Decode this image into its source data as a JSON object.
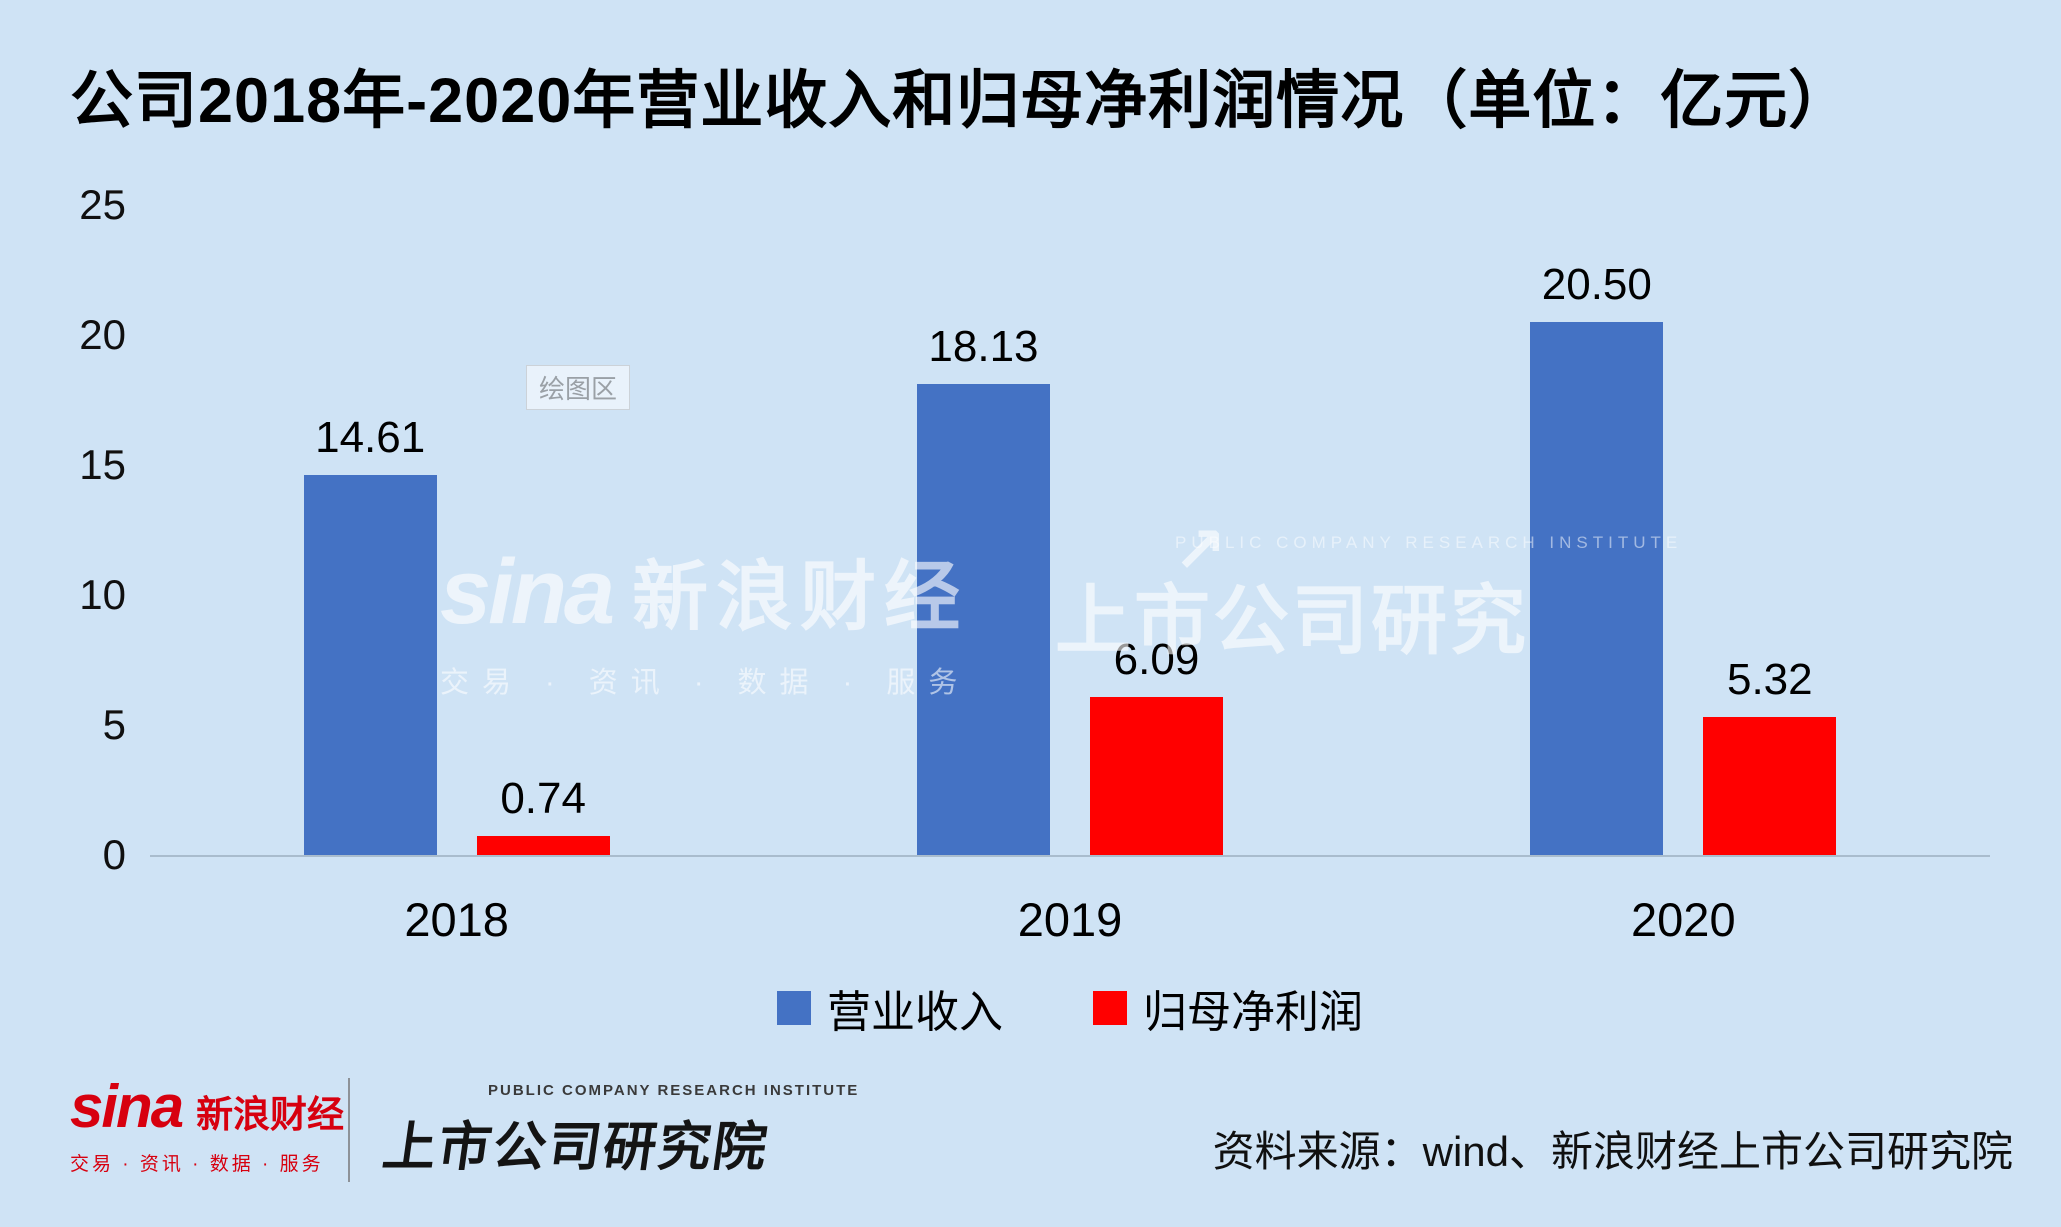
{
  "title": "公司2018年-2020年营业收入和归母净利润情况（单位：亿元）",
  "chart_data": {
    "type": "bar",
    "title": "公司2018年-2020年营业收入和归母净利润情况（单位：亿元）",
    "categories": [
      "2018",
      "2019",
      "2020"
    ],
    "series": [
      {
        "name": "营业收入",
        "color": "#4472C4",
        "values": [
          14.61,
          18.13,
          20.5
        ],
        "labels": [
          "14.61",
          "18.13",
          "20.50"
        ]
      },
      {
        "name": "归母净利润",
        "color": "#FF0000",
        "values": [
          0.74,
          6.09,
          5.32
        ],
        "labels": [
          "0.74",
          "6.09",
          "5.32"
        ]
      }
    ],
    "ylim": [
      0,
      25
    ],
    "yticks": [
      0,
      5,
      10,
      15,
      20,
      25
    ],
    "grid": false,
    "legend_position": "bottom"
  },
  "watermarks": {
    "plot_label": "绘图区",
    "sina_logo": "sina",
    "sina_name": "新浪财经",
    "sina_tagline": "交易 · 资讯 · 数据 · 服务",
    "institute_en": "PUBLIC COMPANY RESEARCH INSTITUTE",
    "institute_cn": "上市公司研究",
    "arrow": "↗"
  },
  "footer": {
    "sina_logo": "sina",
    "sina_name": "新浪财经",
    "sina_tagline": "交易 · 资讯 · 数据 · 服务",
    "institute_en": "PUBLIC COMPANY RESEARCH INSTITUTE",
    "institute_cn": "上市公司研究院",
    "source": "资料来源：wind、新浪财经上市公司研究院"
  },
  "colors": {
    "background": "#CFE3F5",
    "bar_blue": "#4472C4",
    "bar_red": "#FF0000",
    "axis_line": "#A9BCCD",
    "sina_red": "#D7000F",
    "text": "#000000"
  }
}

+++++

Omit all pictures while transcribing the entries verbatim.

RESULT FOR THIS EXERCISE:
Decode this image into its source data as a JSON object.
{
  "title": "公司2018年-2020年营业收入和归母净利润情况（单位：亿元）",
  "chart_data": {
    "type": "bar",
    "title": "公司2018年-2020年营业收入和归母净利润情况（单位：亿元）",
    "categories": [
      "2018",
      "2019",
      "2020"
    ],
    "series": [
      {
        "name": "营业收入",
        "color": "#4472C4",
        "values": [
          14.61,
          18.13,
          20.5
        ],
        "labels": [
          "14.61",
          "18.13",
          "20.50"
        ]
      },
      {
        "name": "归母净利润",
        "color": "#FF0000",
        "values": [
          0.74,
          6.09,
          5.32
        ],
        "labels": [
          "0.74",
          "6.09",
          "5.32"
        ]
      }
    ],
    "ylim": [
      0,
      25
    ],
    "yticks": [
      0,
      5,
      10,
      15,
      20,
      25
    ],
    "grid": false,
    "legend_position": "bottom"
  },
  "watermarks": {
    "plot_label": "绘图区",
    "sina_logo": "sina",
    "sina_name": "新浪财经",
    "sina_tagline": "交易 · 资讯 · 数据 · 服务",
    "institute_en": "PUBLIC COMPANY RESEARCH INSTITUTE",
    "institute_cn": "上市公司研究",
    "arrow": "↗"
  },
  "footer": {
    "sina_logo": "sina",
    "sina_name": "新浪财经",
    "sina_tagline": "交易 · 资讯 · 数据 · 服务",
    "institute_en": "PUBLIC COMPANY RESEARCH INSTITUTE",
    "institute_cn": "上市公司研究院",
    "source": "资料来源：wind、新浪财经上市公司研究院"
  },
  "colors": {
    "background": "#CFE3F5",
    "bar_blue": "#4472C4",
    "bar_red": "#FF0000",
    "axis_line": "#A9BCCD",
    "sina_red": "#D7000F",
    "text": "#000000"
  }
}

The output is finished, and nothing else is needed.